Task objective:
Go through the listing and copy every line word for word.

Records to use:
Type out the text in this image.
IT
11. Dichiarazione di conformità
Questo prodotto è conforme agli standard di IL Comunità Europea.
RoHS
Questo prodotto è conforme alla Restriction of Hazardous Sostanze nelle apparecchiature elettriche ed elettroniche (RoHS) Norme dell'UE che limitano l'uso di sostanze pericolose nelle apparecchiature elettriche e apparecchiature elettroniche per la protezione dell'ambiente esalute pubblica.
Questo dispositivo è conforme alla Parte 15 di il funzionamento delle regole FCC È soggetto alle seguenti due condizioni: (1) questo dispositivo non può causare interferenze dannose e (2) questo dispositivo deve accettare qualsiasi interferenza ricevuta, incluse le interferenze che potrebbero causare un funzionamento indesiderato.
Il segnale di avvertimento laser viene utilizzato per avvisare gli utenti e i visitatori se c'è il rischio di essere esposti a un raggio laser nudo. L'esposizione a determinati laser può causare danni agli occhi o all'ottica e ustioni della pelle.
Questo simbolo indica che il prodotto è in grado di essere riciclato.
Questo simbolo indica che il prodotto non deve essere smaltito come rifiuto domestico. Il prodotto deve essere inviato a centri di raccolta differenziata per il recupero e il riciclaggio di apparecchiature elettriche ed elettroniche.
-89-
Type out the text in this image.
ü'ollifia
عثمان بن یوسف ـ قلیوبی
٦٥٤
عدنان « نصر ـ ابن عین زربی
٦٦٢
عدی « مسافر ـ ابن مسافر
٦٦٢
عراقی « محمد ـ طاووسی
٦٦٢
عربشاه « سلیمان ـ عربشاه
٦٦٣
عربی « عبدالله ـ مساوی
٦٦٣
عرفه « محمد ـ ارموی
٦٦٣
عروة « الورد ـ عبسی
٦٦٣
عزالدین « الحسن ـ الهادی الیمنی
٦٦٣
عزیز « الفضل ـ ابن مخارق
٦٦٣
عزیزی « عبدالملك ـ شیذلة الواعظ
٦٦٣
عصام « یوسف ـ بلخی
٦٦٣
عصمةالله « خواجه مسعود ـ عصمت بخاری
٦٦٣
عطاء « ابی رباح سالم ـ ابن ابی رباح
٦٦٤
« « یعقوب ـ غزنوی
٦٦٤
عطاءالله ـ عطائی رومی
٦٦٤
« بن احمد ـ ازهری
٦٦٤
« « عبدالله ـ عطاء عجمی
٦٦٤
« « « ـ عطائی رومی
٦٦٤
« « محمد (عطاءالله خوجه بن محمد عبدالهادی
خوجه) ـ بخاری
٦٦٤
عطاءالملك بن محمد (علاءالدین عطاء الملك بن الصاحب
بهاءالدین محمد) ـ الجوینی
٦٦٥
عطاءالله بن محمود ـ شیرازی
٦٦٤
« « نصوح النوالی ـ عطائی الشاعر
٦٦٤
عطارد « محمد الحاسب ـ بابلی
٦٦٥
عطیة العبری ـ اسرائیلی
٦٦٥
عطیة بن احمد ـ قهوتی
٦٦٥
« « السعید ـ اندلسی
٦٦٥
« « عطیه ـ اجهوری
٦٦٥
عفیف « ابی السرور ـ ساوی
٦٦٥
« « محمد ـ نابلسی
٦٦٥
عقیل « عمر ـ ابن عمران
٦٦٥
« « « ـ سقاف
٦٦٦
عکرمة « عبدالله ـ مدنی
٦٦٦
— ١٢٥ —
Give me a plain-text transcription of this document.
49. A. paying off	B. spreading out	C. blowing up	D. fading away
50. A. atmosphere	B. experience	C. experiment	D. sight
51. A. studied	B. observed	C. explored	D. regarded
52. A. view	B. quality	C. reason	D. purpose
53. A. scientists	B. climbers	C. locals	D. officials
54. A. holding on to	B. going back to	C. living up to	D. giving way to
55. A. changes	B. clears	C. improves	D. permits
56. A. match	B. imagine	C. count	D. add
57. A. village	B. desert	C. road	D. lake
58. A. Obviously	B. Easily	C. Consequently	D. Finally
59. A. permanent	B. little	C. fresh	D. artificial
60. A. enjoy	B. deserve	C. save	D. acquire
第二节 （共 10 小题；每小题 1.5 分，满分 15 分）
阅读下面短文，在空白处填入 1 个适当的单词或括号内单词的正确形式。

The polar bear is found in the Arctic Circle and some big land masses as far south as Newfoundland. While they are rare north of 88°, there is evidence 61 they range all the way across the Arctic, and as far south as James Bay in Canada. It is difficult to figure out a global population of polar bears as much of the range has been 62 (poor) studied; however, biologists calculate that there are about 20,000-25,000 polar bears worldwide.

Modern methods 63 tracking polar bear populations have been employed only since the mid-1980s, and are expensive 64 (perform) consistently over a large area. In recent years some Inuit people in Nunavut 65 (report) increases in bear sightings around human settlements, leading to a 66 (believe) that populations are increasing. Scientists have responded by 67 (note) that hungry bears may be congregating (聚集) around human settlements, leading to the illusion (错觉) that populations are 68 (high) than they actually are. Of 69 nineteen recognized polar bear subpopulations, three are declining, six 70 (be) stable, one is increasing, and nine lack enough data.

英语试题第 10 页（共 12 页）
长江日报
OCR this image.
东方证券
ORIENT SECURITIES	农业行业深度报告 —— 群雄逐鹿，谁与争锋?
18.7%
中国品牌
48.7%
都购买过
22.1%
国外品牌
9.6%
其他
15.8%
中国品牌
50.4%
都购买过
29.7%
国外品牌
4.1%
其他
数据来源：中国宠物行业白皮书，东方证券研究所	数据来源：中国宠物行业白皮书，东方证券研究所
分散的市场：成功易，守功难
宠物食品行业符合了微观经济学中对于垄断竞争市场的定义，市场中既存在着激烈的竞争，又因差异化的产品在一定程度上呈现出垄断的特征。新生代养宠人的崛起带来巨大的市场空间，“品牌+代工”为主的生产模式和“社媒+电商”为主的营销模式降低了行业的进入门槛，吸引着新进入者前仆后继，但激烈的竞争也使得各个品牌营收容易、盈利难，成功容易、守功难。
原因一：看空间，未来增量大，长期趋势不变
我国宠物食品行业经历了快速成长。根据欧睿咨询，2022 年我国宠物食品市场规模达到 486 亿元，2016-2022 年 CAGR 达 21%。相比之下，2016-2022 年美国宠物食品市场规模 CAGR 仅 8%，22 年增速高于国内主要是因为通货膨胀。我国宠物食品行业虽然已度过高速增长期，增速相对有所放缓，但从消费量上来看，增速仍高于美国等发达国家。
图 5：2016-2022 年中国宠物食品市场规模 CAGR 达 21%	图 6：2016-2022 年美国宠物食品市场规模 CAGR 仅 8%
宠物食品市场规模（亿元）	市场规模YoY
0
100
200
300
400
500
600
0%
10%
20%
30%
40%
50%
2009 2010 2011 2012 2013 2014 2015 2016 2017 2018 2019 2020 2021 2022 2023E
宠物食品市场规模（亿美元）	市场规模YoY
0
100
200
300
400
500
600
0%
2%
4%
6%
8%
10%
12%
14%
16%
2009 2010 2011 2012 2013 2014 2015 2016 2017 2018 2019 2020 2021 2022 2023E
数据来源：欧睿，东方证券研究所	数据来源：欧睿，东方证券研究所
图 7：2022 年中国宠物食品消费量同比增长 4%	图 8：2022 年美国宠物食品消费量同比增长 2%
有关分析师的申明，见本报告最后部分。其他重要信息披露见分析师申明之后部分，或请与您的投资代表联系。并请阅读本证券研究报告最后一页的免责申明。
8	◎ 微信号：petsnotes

The solution:
Type out the text in this image.
IT
11. Dichiarazione di conformità
Questo prodotto è conforme agli standard di IL Comunità Europea.
RoHS
Questo prodotto è conforme alla Restriction of Hazardous Sostanze nelle apparecchiature elettriche ed elettroniche (RoHS) Norme dell'UE che limitano l'uso di sostanze pericolose nelle apparecchiature elettriche e apparecchiature elettroniche per la protezione dell'ambiente esalute pubblica.
Questo dispositivo è conforme alla Parte 15 di il funzionamento delle regole FCC È soggetto alle seguenti due condizioni: (1) questo dispositivo non può causare interferenze dannose e (2) questo dispositivo deve accettare qualsiasi interferenza ricevuta, incluse le interferenze che potrebbero causare un funzionamento indesiderato.
Il segnale di avvertimento laser viene utilizzato per avvisare gli utenti e i visitatori se c'è il rischio di essere esposti a un raggio laser nudo. L'esposizione a determinati laser può causare danni agli occhi o all'ottica e ustioni della pelle.
Questo simbolo indica che il prodotto è in grado di essere riciclato.
Questo simbolo indica che il prodotto non deve essere smaltito come rifiuto domestico. Il prodotto deve essere inviato a centri di raccolta differenziata per il recupero e il riciclaggio di apparecchiature elettriche ed elettroniche.
-89-
Type out the text in this image.
ü'ollifia
عثمان بن یوسف ـ قلیوبی
٦٥٤
عدنان « نصر ـ ابن عین زربی
٦٦٢
عدی « مسافر ـ ابن مسافر
٦٦٢
عراقی « محمد ـ طاووسی
٦٦٢
عربشاه « سلیمان ـ عربشاه
٦٦٣
عربی « عبدالله ـ مساوی
٦٦٣
عرفه « محمد ـ ارموی
٦٦٣
عروة « الورد ـ عبسی
٦٦٣
عزالدین « الحسن ـ الهادی الیمنی
٦٦٣
عزیز « الفضل ـ ابن مخارق
٦٦٣
عزیزی « عبدالملك ـ شیذلة الواعظ
٦٦٣
عصام « یوسف ـ بلخی
٦٦٣
عصمةالله « خواجه مسعود ـ عصمت بخاری
٦٦٣
عطاء « ابی رباح سالم ـ ابن ابی رباح
٦٦٤
« « یعقوب ـ غزنوی
٦٦٤
عطاءالله ـ عطائی رومی
٦٦٤
« بن احمد ـ ازهری
٦٦٤
« « عبدالله ـ عطاء عجمی
٦٦٤
« « « ـ عطائی رومی
٦٦٤
« « محمد (عطاءالله خوجه بن محمد عبدالهادی
خوجه) ـ بخاری
٦٦٤
عطاءالملك بن محمد (علاءالدین عطاء الملك بن الصاحب
بهاءالدین محمد) ـ الجوینی
٦٦٥
عطاءالله بن محمود ـ شیرازی
٦٦٤
« « نصوح النوالی ـ عطائی الشاعر
٦٦٤
عطارد « محمد الحاسب ـ بابلی
٦٦٥
عطیة العبری ـ اسرائیلی
٦٦٥
عطیة بن احمد ـ قهوتی
٦٦٥
« « السعید ـ اندلسی
٦٦٥
« « عطیه ـ اجهوری
٦٦٥
عفیف « ابی السرور ـ ساوی
٦٦٥
« « محمد ـ نابلسی
٦٦٥
عقیل « عمر ـ ابن عمران
٦٦٥
« « « ـ سقاف
٦٦٦
عکرمة « عبدالله ـ مدنی
٦٦٦
— ١٢٥ —
Give me a plain-text transcription of this document.
49. A. paying off	B. spreading out	C. blowing up	D. fading away
50. A. atmosphere	B. experience	C. experiment	D. sight
51. A. studied	B. observed	C. explored	D. regarded
52. A. view	B. quality	C. reason	D. purpose
53. A. scientists	B. climbers	C. locals	D. officials
54. A. holding on to	B. going back to	C. living up to	D. giving way to
55. A. changes	B. clears	C. improves	D. permits
56. A. match	B. imagine	C. count	D. add
57. A. village	B. desert	C. road	D. lake
58. A. Obviously	B. Easily	C. Consequently	D. Finally
59. A. permanent	B. little	C. fresh	D. artificial
60. A. enjoy	B. deserve	C. save	D. acquire
第二节 （共 10 小题；每小题 1.5 分，满分 15 分）
阅读下面短文，在空白处填入 1 个适当的单词或括号内单词的正确形式。

The polar bear is found in the Arctic Circle and some big land masses as far south as Newfoundland. While they are rare north of 88°, there is evidence 61 they range all the way across the Arctic, and as far south as James Bay in Canada. It is difficult to figure out a global population of polar bears as much of the range has been 62 (poor) studied; however, biologists calculate that there are about 20,000-25,000 polar bears worldwide.

Modern methods 63 tracking polar bear populations have been employed only since the mid-1980s, and are expensive 64 (perform) consistently over a large area. In recent years some Inuit people in Nunavut 65 (report) increases in bear sightings around human settlements, leading to a 66 (believe) that populations are increasing. Scientists have responded by 67 (note) that hungry bears may be congregating (聚集) around human settlements, leading to the illusion (错觉) that populations are 68 (high) than they actually are. Of 69 nineteen recognized polar bear subpopulations, three are declining, six 70 (be) stable, one is increasing, and nine lack enough data.

英语试题第 10 页（共 12 页）
长江日报
OCR this image.
东方证券
ORIENT SECURITIES	农业行业深度报告 —— 群雄逐鹿，谁与争锋?
18.7%
中国品牌
48.7%
都购买过
22.1%
国外品牌
9.6%
其他
15.8%
中国品牌
50.4%
都购买过
29.7%
国外品牌
4.1%
其他
数据来源：中国宠物行业白皮书，东方证券研究所	数据来源：中国宠物行业白皮书，东方证券研究所
分散的市场：成功易，守功难
宠物食品行业符合了微观经济学中对于垄断竞争市场的定义，市场中既存在着激烈的竞争，又因差异化的产品在一定程度上呈现出垄断的特征。新生代养宠人的崛起带来巨大的市场空间，“品牌+代工”为主的生产模式和“社媒+电商”为主的营销模式降低了行业的进入门槛，吸引着新进入者前仆后继，但激烈的竞争也使得各个品牌营收容易、盈利难，成功容易、守功难。
原因一：看空间，未来增量大，长期趋势不变
我国宠物食品行业经历了快速成长。根据欧睿咨询，2022 年我国宠物食品市场规模达到 486 亿元，2016-2022 年 CAGR 达 21%。相比之下，2016-2022 年美国宠物食品市场规模 CAGR 仅 8%，22 年增速高于国内主要是因为通货膨胀。我国宠物食品行业虽然已度过高速增长期，增速相对有所放缓，但从消费量上来看，增速仍高于美国等发达国家。
图 5：2016-2022 年中国宠物食品市场规模 CAGR 达 21%	图 6：2016-2022 年美国宠物食品市场规模 CAGR 仅 8%
宠物食品市场规模（亿元）	市场规模YoY
0
100
200
300
400
500
600
0%
10%
20%
30%
40%
50%
2009 2010 2011 2012 2013 2014 2015 2016 2017 2018 2019 2020 2021 2022 2023E
宠物食品市场规模（亿美元）	市场规模YoY
0
100
200
300
400
500
600
0%
2%
4%
6%
8%
10%
12%
14%
16%
2009 2010 2011 2012 2013 2014 2015 2016 2017 2018 2019 2020 2021 2022 2023E
数据来源：欧睿，东方证券研究所	数据来源：欧睿，东方证券研究所
图 7：2022 年中国宠物食品消费量同比增长 4%	图 8：2022 年美国宠物食品消费量同比增长 2%
有关分析师的申明，见本报告最后部分。其他重要信息披露见分析师申明之后部分，或请与您的投资代表联系。并请阅读本证券研究报告最后一页的免责申明。
8	◎ 微信号：petsnotes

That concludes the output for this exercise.